— Provided entries —
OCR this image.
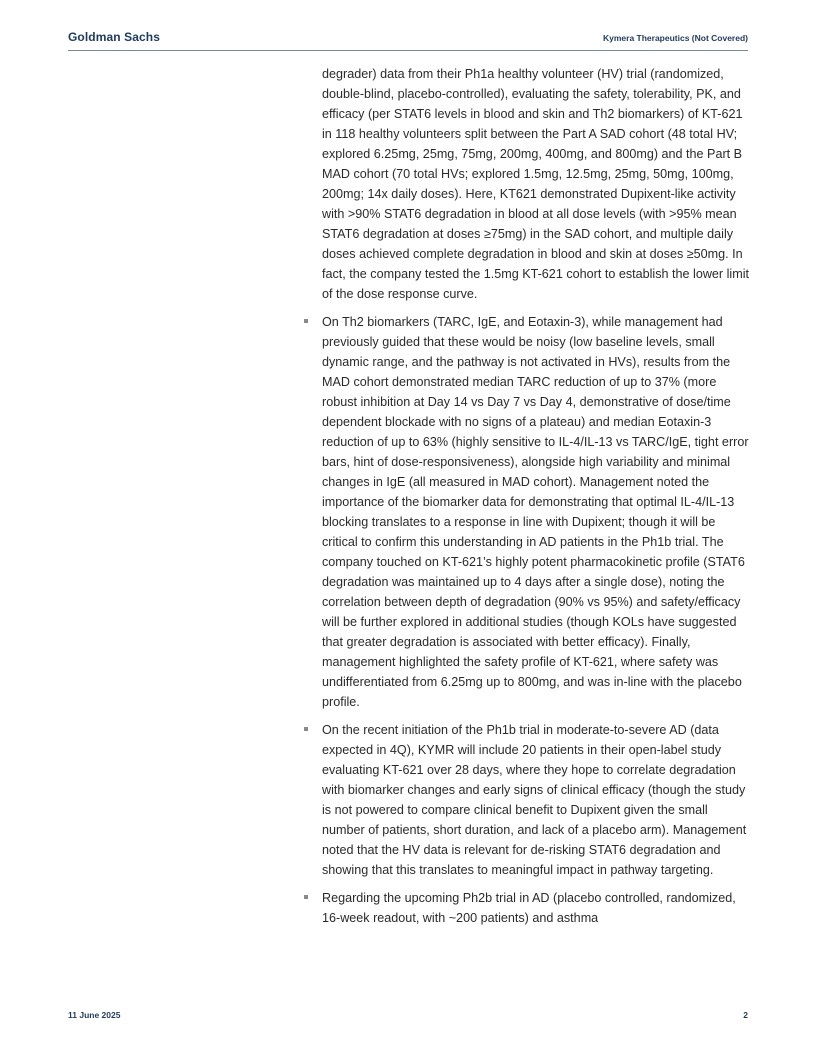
Goldman Sachs	Kymera Therapeutics (Not Covered)

degrader) data from their Ph1a healthy volunteer (HV) trial (randomized, double-blind, placebo-controlled), evaluating the safety, tolerability, PK, and efficacy (per STAT6 levels in blood and skin and Th2 biomarkers) of KT-621 in 118 healthy volunteers split between the Part A SAD cohort (48 total HV; explored 6.25mg, 25mg, 75mg, 200mg, 400mg, and 800mg) and the Part B MAD cohort (70 total HVs; explored 1.5mg, 12.5mg, 25mg, 50mg, 100mg, 200mg; 14x daily doses). Here, KT621 demonstrated Dupixent-like activity with >90% STAT6 degradation in blood at all dose levels (with >95% mean STAT6 degradation at doses ≥75mg) in the SAD cohort, and multiple daily doses achieved complete degradation in blood and skin at doses ≥50mg. In fact, the company tested the 1.5mg KT-621 cohort to establish the lower limit of the dose response curve.

On Th2 biomarkers (TARC, IgE, and Eotaxin-3), while management had previously guided that these would be noisy (low baseline levels, small dynamic range, and the pathway is not activated in HVs), results from the MAD cohort demonstrated median TARC reduction of up to 37% (more robust inhibition at Day 14 vs Day 7 vs Day 4, demonstrative of dose/time dependent blockade with no signs of a plateau) and median Eotaxin-3 reduction of up to 63% (highly sensitive to IL-4/IL-13 vs TARC/IgE, tight error bars, hint of dose-responsiveness), alongside high variability and minimal changes in IgE (all measured in MAD cohort). Management noted the importance of the biomarker data for demonstrating that optimal IL-4/IL-13 blocking translates to a response in line with Dupixent; though it will be critical to confirm this understanding in AD patients in the Ph1b trial. The company touched on KT-621’s highly potent pharmacokinetic profile (STAT6 degradation was maintained up to 4 days after a single dose), noting the correlation between depth of degradation (90% vs 95%) and safety/efficacy will be further explored in additional studies (though KOLs have suggested that greater degradation is associated with better efficacy). Finally, management highlighted the safety profile of KT-621, where safety was undifferentiated from 6.25mg up to 800mg, and was in-line with the placebo profile.
On the recent initiation of the Ph1b trial in moderate-to-severe AD (data expected in 4Q), KYMR will include 20 patients in their open-label study evaluating KT-621 over 28 days, where they hope to correlate degradation with biomarker changes and early signs of clinical efficacy (though the study is not powered to compare clinical benefit to Dupixent given the small number of patients, short duration, and lack of a placebo arm). Management noted that the HV data is relevant for de-risking STAT6 degradation and showing that this translates to meaningful impact in pathway targeting.
Regarding the upcoming Ph2b trial in AD (placebo controlled, randomized, 16-week readout, with ~200 patients) and asthma
11 June 2025	2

— Problem to work on —
Once the pictures are set aside, write out each record exactly.

— Result for this task —
OCR this image.
Goldman Sachs	Kymera Therapeutics (Not Covered)

degrader) data from their Ph1a healthy volunteer (HV) trial (randomized, double-blind, placebo-controlled), evaluating the safety, tolerability, PK, and efficacy (per STAT6 levels in blood and skin and Th2 biomarkers) of KT-621 in 118 healthy volunteers split between the Part A SAD cohort (48 total HV; explored 6.25mg, 25mg, 75mg, 200mg, 400mg, and 800mg) and the Part B MAD cohort (70 total HVs; explored 1.5mg, 12.5mg, 25mg, 50mg, 100mg, 200mg; 14x daily doses). Here, KT621 demonstrated Dupixent-like activity with >90% STAT6 degradation in blood at all dose levels (with >95% mean STAT6 degradation at doses ≥75mg) in the SAD cohort, and multiple daily doses achieved complete degradation in blood and skin at doses ≥50mg. In fact, the company tested the 1.5mg KT-621 cohort to establish the lower limit of the dose response curve.

On Th2 biomarkers (TARC, IgE, and Eotaxin-3), while management had previously guided that these would be noisy (low baseline levels, small dynamic range, and the pathway is not activated in HVs), results from the MAD cohort demonstrated median TARC reduction of up to 37% (more robust inhibition at Day 14 vs Day 7 vs Day 4, demonstrative of dose/time dependent blockade with no signs of a plateau) and median Eotaxin-3 reduction of up to 63% (highly sensitive to IL-4/IL-13 vs TARC/IgE, tight error bars, hint of dose-responsiveness), alongside high variability and minimal changes in IgE (all measured in MAD cohort). Management noted the importance of the biomarker data for demonstrating that optimal IL-4/IL-13 blocking translates to a response in line with Dupixent; though it will be critical to confirm this understanding in AD patients in the Ph1b trial. The company touched on KT-621’s highly potent pharmacokinetic profile (STAT6 degradation was maintained up to 4 days after a single dose), noting the correlation between depth of degradation (90% vs 95%) and safety/efficacy will be further explored in additional studies (though KOLs have suggested that greater degradation is associated with better efficacy). Finally, management highlighted the safety profile of KT-621, where safety was undifferentiated from 6.25mg up to 800mg, and was in-line with the placebo profile.
On the recent initiation of the Ph1b trial in moderate-to-severe AD (data expected in 4Q), KYMR will include 20 patients in their open-label study evaluating KT-621 over 28 days, where they hope to correlate degradation with biomarker changes and early signs of clinical efficacy (though the study is not powered to compare clinical benefit to Dupixent given the small number of patients, short duration, and lack of a placebo arm). Management noted that the HV data is relevant for de-risking STAT6 degradation and showing that this translates to meaningful impact in pathway targeting.
Regarding the upcoming Ph2b trial in AD (placebo controlled, randomized, 16-week readout, with ~200 patients) and asthma
11 June 2025	2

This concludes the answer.